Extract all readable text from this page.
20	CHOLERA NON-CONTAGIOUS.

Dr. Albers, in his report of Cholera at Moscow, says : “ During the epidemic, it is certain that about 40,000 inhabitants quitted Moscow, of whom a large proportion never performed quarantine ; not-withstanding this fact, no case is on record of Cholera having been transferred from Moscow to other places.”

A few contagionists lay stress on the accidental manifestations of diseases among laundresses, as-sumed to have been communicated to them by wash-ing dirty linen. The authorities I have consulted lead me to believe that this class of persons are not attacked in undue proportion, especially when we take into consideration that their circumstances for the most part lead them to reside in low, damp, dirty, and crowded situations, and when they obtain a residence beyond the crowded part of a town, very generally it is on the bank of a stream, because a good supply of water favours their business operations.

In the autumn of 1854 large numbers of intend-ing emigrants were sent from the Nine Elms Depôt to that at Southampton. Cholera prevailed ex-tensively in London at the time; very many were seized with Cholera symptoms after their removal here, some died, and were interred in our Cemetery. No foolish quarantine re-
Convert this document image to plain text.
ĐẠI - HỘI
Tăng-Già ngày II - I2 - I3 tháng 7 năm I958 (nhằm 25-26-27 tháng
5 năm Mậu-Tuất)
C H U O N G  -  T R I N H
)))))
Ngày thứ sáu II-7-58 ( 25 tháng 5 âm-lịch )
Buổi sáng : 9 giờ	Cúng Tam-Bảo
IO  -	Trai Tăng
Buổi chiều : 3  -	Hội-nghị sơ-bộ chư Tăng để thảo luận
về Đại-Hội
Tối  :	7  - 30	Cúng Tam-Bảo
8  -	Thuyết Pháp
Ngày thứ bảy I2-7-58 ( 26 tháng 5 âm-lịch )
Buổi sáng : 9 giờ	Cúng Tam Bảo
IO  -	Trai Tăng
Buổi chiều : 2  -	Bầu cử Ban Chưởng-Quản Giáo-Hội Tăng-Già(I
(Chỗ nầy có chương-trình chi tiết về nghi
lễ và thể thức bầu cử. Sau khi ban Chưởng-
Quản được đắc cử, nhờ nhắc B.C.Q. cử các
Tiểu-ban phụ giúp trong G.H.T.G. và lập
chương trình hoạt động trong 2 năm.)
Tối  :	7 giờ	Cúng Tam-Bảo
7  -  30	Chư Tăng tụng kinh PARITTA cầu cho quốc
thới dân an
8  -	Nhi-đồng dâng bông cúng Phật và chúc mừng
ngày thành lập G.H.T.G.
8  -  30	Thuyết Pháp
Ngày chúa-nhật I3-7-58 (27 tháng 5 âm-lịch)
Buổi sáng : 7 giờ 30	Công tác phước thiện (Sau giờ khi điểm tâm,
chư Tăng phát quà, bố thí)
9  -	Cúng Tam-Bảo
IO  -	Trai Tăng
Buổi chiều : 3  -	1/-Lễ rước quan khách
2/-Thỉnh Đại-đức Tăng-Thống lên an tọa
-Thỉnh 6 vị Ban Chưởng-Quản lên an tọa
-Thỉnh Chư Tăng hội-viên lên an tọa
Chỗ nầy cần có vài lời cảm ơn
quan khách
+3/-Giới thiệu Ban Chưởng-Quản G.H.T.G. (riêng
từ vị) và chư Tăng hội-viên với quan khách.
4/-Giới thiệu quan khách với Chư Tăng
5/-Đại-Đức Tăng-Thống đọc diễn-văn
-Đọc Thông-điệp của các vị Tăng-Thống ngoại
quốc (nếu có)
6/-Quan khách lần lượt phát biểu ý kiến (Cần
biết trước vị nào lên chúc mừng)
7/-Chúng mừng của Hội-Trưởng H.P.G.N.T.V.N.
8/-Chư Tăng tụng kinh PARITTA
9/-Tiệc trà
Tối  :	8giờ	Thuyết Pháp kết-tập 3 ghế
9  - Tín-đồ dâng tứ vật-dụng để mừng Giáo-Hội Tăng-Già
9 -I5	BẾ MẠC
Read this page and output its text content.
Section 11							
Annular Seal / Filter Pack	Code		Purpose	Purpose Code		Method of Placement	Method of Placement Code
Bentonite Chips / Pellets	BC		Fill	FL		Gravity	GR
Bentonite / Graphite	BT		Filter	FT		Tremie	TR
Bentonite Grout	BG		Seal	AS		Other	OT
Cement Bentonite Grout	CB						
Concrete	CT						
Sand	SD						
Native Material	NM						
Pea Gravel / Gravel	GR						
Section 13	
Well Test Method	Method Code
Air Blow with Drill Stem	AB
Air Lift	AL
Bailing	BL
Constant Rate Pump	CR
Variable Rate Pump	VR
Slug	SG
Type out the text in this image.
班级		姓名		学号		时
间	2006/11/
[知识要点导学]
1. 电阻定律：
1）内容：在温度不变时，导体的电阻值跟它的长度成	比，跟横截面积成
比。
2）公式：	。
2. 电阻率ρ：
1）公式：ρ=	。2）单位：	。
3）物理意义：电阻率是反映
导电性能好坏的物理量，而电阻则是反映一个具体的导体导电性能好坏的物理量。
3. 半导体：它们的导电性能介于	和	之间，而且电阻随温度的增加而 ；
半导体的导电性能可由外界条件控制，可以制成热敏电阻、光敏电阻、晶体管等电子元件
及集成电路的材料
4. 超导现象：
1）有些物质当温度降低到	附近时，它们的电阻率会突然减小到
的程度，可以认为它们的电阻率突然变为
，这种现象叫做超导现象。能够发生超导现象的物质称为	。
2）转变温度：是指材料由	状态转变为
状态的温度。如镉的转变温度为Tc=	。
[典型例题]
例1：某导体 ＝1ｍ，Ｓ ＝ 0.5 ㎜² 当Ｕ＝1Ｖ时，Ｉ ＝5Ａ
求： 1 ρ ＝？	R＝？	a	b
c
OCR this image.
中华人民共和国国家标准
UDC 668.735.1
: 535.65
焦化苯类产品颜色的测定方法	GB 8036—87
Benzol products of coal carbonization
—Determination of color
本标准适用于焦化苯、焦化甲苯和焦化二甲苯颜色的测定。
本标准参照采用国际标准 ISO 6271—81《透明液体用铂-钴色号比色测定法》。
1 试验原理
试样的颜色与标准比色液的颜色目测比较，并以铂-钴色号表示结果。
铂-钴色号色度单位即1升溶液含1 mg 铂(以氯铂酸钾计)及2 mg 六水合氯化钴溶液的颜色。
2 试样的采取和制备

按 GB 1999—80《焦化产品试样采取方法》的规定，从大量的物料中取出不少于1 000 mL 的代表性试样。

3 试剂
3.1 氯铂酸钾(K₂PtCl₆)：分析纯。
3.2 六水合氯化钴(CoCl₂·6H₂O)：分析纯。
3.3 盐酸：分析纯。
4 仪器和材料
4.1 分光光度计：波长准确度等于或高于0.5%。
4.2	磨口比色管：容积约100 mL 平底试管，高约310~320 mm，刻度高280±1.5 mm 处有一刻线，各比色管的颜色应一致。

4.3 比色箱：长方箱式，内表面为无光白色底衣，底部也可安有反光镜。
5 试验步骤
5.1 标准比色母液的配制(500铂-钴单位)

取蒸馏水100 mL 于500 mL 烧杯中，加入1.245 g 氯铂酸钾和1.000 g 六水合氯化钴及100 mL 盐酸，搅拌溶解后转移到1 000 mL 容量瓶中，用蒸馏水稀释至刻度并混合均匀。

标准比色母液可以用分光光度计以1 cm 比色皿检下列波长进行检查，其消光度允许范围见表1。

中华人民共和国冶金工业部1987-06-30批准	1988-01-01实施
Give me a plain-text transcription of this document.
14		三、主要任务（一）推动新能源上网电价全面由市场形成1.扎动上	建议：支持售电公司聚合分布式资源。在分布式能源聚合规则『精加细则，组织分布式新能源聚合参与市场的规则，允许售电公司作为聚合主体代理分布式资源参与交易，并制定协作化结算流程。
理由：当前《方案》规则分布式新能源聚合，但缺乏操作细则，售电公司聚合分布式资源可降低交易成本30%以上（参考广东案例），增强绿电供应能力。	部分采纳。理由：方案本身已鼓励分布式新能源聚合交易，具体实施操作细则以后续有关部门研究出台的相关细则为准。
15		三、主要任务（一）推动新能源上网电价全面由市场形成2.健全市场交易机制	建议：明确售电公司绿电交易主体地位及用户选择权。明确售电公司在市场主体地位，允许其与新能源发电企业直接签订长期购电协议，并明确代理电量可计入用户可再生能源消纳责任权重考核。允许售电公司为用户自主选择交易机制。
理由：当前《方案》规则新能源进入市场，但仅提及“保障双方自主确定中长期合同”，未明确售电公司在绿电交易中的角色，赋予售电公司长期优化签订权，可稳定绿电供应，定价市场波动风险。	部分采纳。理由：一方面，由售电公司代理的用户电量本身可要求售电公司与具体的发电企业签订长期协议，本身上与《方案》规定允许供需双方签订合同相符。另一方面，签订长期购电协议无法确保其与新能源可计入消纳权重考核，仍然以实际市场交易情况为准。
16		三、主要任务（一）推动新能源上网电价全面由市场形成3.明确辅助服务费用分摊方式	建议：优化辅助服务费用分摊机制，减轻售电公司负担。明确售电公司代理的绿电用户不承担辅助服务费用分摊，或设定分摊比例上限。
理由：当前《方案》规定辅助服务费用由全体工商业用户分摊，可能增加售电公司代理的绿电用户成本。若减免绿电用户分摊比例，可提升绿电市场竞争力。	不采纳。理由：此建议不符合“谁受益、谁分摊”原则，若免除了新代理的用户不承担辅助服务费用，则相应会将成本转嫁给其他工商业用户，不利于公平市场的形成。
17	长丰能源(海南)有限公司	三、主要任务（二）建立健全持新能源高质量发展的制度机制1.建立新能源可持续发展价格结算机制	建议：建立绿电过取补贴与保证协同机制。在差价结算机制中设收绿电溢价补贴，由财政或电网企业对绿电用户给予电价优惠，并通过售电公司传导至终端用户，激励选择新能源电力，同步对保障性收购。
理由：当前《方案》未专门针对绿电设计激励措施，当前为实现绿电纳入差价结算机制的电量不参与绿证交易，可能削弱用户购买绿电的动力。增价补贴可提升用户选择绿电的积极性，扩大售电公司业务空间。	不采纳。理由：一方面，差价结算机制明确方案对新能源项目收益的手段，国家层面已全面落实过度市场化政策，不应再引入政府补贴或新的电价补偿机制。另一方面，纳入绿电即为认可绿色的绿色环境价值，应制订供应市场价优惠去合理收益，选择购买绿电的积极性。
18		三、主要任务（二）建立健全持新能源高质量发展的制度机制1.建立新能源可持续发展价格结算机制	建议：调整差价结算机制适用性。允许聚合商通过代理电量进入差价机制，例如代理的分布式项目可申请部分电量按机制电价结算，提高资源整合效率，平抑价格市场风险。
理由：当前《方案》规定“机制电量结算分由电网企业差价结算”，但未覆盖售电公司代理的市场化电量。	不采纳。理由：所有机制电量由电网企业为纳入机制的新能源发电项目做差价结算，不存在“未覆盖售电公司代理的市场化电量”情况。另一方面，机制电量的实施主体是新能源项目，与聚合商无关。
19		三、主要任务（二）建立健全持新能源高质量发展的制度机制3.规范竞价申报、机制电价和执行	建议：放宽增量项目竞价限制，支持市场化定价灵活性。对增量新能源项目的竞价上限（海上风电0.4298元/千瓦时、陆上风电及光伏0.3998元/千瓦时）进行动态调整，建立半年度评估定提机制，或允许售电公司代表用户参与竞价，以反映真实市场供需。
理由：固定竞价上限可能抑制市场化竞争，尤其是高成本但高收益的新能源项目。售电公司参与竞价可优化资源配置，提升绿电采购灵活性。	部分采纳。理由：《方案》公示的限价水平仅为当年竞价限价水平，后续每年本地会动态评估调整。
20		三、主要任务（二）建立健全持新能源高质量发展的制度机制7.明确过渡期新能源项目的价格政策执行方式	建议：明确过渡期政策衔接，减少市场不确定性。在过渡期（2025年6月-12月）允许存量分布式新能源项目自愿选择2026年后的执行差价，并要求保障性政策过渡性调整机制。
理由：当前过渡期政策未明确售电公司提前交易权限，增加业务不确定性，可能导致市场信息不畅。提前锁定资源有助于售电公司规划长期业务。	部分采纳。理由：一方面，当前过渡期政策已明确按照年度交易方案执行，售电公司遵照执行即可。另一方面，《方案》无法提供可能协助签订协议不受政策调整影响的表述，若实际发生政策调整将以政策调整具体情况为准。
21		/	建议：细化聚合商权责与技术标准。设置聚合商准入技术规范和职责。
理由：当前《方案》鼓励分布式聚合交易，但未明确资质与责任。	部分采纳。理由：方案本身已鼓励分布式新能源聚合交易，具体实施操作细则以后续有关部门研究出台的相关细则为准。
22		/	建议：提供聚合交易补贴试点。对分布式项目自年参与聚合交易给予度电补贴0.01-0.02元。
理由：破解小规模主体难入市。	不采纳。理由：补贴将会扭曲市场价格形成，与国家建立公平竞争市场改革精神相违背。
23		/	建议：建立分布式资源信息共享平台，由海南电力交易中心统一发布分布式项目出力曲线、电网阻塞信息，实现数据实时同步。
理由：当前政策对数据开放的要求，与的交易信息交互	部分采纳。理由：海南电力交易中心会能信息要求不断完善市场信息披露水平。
* * * *
◆ The request ◆
Find every line in the records above that holds the word "page", and copy each one.

◆ Result for this exercise ◆
Extract all readable text from this page.
Read this page and output its text content.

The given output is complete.